Exercise aim »
Print all of the data exactly as written.

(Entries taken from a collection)
## start

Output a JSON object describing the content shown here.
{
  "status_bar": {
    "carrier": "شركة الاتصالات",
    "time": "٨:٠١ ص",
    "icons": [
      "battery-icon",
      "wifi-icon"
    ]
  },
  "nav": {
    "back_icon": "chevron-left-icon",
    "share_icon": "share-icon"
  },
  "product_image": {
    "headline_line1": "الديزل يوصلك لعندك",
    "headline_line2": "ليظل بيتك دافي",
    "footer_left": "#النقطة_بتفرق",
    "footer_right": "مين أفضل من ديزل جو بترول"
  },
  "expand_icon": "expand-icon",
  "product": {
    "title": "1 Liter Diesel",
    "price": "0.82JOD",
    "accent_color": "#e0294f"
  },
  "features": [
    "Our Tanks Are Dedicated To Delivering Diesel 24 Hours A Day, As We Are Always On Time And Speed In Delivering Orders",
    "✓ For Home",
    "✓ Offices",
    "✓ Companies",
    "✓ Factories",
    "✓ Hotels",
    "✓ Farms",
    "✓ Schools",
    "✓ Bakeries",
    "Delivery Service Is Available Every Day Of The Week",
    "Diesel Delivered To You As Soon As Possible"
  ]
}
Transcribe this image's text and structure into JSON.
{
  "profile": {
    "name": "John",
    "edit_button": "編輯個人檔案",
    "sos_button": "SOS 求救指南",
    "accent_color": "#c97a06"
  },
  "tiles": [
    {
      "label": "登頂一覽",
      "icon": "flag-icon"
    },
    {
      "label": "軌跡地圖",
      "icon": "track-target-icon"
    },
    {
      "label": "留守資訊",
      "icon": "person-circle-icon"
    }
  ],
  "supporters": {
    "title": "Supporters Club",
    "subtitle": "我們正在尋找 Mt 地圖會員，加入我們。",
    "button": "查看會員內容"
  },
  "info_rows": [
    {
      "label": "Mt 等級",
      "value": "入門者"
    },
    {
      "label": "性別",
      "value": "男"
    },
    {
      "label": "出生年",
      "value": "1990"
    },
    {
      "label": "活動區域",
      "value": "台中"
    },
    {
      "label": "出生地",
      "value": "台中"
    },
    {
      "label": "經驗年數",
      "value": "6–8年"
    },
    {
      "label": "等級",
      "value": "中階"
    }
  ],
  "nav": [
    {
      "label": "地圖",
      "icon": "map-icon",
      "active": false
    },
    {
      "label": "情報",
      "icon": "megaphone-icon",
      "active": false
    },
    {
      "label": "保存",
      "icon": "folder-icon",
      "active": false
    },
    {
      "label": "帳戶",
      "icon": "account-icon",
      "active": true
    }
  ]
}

## end

Response to this task »
Output a JSON object describing the content shown here.
{
  "status_bar": {
    "carrier": "شركة الاتصالات",
    "time": "٨:٠١ ص",
    "icons": [
      "battery-icon",
      "wifi-icon"
    ]
  },
  "nav": {
    "back_icon": "chevron-left-icon",
    "share_icon": "share-icon"
  },
  "product_image": {
    "headline_line1": "الديزل يوصلك لعندك",
    "headline_line2": "ليظل بيتك دافي",
    "footer_left": "#النقطة_بتفرق",
    "footer_right": "مين أفضل من ديزل جو بترول"
  },
  "expand_icon": "expand-icon",
  "product": {
    "title": "1 Liter Diesel",
    "price": "0.82JOD",
    "accent_color": "#e0294f"
  },
  "features": [
    "Our Tanks Are Dedicated To Delivering Diesel 24 Hours A Day, As We Are Always On Time And Speed In Delivering Orders",
    "✓ For Home",
    "✓ Offices",
    "✓ Companies",
    "✓ Factories",
    "✓ Hotels",
    "✓ Farms",
    "✓ Schools",
    "✓ Bakeries",
    "Delivery Service Is Available Every Day Of The Week",
    "Diesel Delivered To You As Soon As Possible"
  ]
}
Transcribe this image's text and structure into JSON.
{
  "profile": {
    "name": "John",
    "edit_button": "編輯個人檔案",
    "sos_button": "SOS 求救指南",
    "accent_color": "#c97a06"
  },
  "tiles": [
    {
      "label": "登頂一覽",
      "icon": "flag-icon"
    },
    {
      "label": "軌跡地圖",
      "icon": "track-target-icon"
    },
    {
      "label": "留守資訊",
      "icon": "person-circle-icon"
    }
  ],
  "supporters": {
    "title": "Supporters Club",
    "subtitle": "我們正在尋找 Mt 地圖會員，加入我們。",
    "button": "查看會員內容"
  },
  "info_rows": [
    {
      "label": "Mt 等級",
      "value": "入門者"
    },
    {
      "label": "性別",
      "value": "男"
    },
    {
      "label": "出生年",
      "value": "1990"
    },
    {
      "label": "活動區域",
      "value": "台中"
    },
    {
      "label": "出生地",
      "value": "台中"
    },
    {
      "label": "經驗年數",
      "value": "6–8年"
    },
    {
      "label": "等級",
      "value": "中階"
    }
  ],
  "nav": [
    {
      "label": "地圖",
      "icon": "map-icon",
      "active": false
    },
    {
      "label": "情報",
      "icon": "megaphone-icon",
      "active": false
    },
    {
      "label": "保存",
      "icon": "folder-icon",
      "active": false
    },
    {
      "label": "帳戶",
      "icon": "account-icon",
      "active": true
    }
  ]
}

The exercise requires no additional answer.